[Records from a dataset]

·····

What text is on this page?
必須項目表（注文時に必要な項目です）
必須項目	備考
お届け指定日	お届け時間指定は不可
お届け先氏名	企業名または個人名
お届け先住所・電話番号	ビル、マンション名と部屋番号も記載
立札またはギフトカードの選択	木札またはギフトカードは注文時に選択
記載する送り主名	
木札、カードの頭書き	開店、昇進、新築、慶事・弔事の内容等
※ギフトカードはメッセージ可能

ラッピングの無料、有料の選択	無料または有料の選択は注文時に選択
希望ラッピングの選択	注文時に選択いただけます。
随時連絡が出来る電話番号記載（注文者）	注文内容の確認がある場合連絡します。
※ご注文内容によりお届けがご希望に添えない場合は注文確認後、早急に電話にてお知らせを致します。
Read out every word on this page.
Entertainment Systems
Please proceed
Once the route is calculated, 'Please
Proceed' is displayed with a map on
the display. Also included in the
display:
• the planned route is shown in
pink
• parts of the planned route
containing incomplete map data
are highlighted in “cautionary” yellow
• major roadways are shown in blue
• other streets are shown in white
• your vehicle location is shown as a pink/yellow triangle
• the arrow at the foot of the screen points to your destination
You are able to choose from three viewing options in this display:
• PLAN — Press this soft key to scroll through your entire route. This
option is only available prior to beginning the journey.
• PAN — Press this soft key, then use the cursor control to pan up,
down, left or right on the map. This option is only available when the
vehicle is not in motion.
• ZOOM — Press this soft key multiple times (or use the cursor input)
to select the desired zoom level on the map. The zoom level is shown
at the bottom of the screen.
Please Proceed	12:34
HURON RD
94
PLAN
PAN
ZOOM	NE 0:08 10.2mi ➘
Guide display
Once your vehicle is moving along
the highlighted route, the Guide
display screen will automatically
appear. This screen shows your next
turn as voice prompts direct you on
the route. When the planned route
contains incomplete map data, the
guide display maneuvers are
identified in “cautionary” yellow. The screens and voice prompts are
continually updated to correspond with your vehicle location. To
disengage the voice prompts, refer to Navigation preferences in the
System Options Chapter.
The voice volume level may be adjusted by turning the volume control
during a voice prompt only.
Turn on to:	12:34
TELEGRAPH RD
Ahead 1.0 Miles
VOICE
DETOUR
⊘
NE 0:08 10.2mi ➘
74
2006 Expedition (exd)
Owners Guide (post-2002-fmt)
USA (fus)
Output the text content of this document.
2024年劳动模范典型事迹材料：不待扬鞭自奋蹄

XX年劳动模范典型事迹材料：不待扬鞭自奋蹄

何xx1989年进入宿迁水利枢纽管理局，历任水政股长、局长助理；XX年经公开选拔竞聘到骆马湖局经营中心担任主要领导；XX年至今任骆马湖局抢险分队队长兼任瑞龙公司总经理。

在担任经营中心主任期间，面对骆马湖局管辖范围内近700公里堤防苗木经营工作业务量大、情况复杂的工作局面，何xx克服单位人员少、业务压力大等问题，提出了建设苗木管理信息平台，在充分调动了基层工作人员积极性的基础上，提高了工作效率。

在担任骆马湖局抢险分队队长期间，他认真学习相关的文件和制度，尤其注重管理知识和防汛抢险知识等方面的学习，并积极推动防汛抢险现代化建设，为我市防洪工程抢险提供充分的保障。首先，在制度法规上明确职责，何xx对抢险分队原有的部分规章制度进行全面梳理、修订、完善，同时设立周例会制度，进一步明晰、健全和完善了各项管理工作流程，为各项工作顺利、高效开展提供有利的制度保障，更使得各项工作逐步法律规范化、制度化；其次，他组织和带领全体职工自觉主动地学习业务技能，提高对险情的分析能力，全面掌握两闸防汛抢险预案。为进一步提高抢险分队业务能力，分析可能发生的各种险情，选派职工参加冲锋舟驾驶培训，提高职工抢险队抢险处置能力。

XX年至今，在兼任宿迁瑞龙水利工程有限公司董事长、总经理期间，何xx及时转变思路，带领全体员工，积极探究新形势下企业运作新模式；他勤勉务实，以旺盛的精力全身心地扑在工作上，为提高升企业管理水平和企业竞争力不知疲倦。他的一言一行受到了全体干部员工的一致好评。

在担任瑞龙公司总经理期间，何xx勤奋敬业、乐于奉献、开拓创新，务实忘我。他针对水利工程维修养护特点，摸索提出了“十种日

·····

→ **EXERCISE REQUIREMENTS**
Repeat every entry exactly, please.

→ **WRITTEN ANSWER**
What text is on this page?
必須項目表（注文時に必要な項目です）
必須項目	備考
お届け指定日	お届け時間指定は不可
お届け先氏名	企業名または個人名
お届け先住所・電話番号	ビル、マンション名と部屋番号も記載
立札またはギフトカードの選択	木札またはギフトカードは注文時に選択
記載する送り主名	
木札、カードの頭書き	開店、昇進、新築、慶事・弔事の内容等
※ギフトカードはメッセージ可能

ラッピングの無料、有料の選択	無料または有料の選択は注文時に選択
希望ラッピングの選択	注文時に選択いただけます。
随時連絡が出来る電話番号記載（注文者）	注文内容の確認がある場合連絡します。
※ご注文内容によりお届けがご希望に添えない場合は注文確認後、早急に電話にてお知らせを致します。
Read out every word on this page.
Entertainment Systems
Please proceed
Once the route is calculated, 'Please
Proceed' is displayed with a map on
the display. Also included in the
display:
• the planned route is shown in
pink
• parts of the planned route
containing incomplete map data
are highlighted in “cautionary” yellow
• major roadways are shown in blue
• other streets are shown in white
• your vehicle location is shown as a pink/yellow triangle
• the arrow at the foot of the screen points to your destination
You are able to choose from three viewing options in this display:
• PLAN — Press this soft key to scroll through your entire route. This
option is only available prior to beginning the journey.
• PAN — Press this soft key, then use the cursor control to pan up,
down, left or right on the map. This option is only available when the
vehicle is not in motion.
• ZOOM — Press this soft key multiple times (or use the cursor input)
to select the desired zoom level on the map. The zoom level is shown
at the bottom of the screen.
Please Proceed	12:34
HURON RD
94
PLAN
PAN
ZOOM	NE 0:08 10.2mi ➘
Guide display
Once your vehicle is moving along
the highlighted route, the Guide
display screen will automatically
appear. This screen shows your next
turn as voice prompts direct you on
the route. When the planned route
contains incomplete map data, the
guide display maneuvers are
identified in “cautionary” yellow. The screens and voice prompts are
continually updated to correspond with your vehicle location. To
disengage the voice prompts, refer to Navigation preferences in the
System Options Chapter.
The voice volume level may be adjusted by turning the volume control
during a voice prompt only.
Turn on to:	12:34
TELEGRAPH RD
Ahead 1.0 Miles
VOICE
DETOUR
⊘
NE 0:08 10.2mi ➘
74
2006 Expedition (exd)
Owners Guide (post-2002-fmt)
USA (fus)
Output the text content of this document.
2024年劳动模范典型事迹材料：不待扬鞭自奋蹄

XX年劳动模范典型事迹材料：不待扬鞭自奋蹄

何xx1989年进入宿迁水利枢纽管理局，历任水政股长、局长助理；XX年经公开选拔竞聘到骆马湖局经营中心担任主要领导；XX年至今任骆马湖局抢险分队队长兼任瑞龙公司总经理。

在担任经营中心主任期间，面对骆马湖局管辖范围内近700公里堤防苗木经营工作业务量大、情况复杂的工作局面，何xx克服单位人员少、业务压力大等问题，提出了建设苗木管理信息平台，在充分调动了基层工作人员积极性的基础上，提高了工作效率。

在担任骆马湖局抢险分队队长期间，他认真学习相关的文件和制度，尤其注重管理知识和防汛抢险知识等方面的学习，并积极推动防汛抢险现代化建设，为我市防洪工程抢险提供充分的保障。首先，在制度法规上明确职责，何xx对抢险分队原有的部分规章制度进行全面梳理、修订、完善，同时设立周例会制度，进一步明晰、健全和完善了各项管理工作流程，为各项工作顺利、高效开展提供有利的制度保障，更使得各项工作逐步法律规范化、制度化；其次，他组织和带领全体职工自觉主动地学习业务技能，提高对险情的分析能力，全面掌握两闸防汛抢险预案。为进一步提高抢险分队业务能力，分析可能发生的各种险情，选派职工参加冲锋舟驾驶培训，提高职工抢险队抢险处置能力。

XX年至今，在兼任宿迁瑞龙水利工程有限公司董事长、总经理期间，何xx及时转变思路，带领全体员工，积极探究新形势下企业运作新模式；他勤勉务实，以旺盛的精力全身心地扑在工作上，为提高升企业管理水平和企业竞争力不知疲倦。他的一言一行受到了全体干部员工的一致好评。

在担任瑞龙公司总经理期间，何xx勤奋敬业、乐于奉献、开拓创新，务实忘我。他针对水利工程维修养护特点，摸索提出了“十种日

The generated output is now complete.